*What this task involves*: Tally the lines of the data that include the word "Социальные" and state the total, nothing else.

*Provided material*:
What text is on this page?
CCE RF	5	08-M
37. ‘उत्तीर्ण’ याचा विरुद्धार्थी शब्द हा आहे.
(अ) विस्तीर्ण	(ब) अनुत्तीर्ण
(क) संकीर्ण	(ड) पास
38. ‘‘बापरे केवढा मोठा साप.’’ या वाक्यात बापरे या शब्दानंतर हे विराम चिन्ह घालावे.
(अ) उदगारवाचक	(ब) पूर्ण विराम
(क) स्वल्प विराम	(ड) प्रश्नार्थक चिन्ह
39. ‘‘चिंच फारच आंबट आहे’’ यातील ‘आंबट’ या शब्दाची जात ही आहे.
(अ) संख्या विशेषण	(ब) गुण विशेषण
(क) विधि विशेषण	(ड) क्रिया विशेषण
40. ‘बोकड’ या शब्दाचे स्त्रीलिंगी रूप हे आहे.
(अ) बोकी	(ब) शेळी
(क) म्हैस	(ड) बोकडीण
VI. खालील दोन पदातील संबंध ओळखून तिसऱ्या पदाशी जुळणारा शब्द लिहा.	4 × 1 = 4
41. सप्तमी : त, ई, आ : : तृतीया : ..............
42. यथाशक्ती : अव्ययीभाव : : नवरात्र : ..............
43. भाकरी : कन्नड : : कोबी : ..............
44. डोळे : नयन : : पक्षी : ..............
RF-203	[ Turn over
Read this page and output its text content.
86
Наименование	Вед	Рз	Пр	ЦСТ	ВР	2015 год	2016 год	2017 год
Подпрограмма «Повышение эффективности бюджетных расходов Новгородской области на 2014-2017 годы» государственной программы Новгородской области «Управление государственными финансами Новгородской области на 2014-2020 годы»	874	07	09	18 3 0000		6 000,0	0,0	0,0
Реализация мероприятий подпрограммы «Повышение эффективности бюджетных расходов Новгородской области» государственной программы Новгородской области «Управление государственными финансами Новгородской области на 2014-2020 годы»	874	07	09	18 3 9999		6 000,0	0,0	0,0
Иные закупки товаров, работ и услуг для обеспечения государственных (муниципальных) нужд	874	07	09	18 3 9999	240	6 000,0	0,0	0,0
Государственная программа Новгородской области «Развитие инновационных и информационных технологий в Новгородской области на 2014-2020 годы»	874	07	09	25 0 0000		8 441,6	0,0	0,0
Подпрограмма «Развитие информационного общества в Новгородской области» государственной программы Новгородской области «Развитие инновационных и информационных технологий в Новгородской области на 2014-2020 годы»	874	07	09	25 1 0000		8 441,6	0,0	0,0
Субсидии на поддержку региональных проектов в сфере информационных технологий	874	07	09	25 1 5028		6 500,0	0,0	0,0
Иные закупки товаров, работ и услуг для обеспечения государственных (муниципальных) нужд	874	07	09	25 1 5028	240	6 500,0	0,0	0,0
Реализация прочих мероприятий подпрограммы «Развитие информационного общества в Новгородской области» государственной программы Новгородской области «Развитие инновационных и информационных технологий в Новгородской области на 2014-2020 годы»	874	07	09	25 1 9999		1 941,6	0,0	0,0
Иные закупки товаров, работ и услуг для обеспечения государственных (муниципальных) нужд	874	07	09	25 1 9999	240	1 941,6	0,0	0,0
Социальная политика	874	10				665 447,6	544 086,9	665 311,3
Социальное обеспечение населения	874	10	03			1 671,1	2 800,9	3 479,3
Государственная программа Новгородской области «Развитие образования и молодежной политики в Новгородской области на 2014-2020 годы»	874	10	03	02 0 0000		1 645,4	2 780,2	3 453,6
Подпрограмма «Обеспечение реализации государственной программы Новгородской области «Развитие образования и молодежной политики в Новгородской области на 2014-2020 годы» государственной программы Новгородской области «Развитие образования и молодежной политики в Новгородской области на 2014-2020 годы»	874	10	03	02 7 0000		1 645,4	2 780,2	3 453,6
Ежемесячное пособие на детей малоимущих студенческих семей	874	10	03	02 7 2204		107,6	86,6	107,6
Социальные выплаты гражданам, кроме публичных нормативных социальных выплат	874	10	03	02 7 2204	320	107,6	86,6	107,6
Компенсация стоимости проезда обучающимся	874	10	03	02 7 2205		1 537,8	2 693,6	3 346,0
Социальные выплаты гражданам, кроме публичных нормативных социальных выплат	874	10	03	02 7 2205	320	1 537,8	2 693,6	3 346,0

*Reply to the task*: 2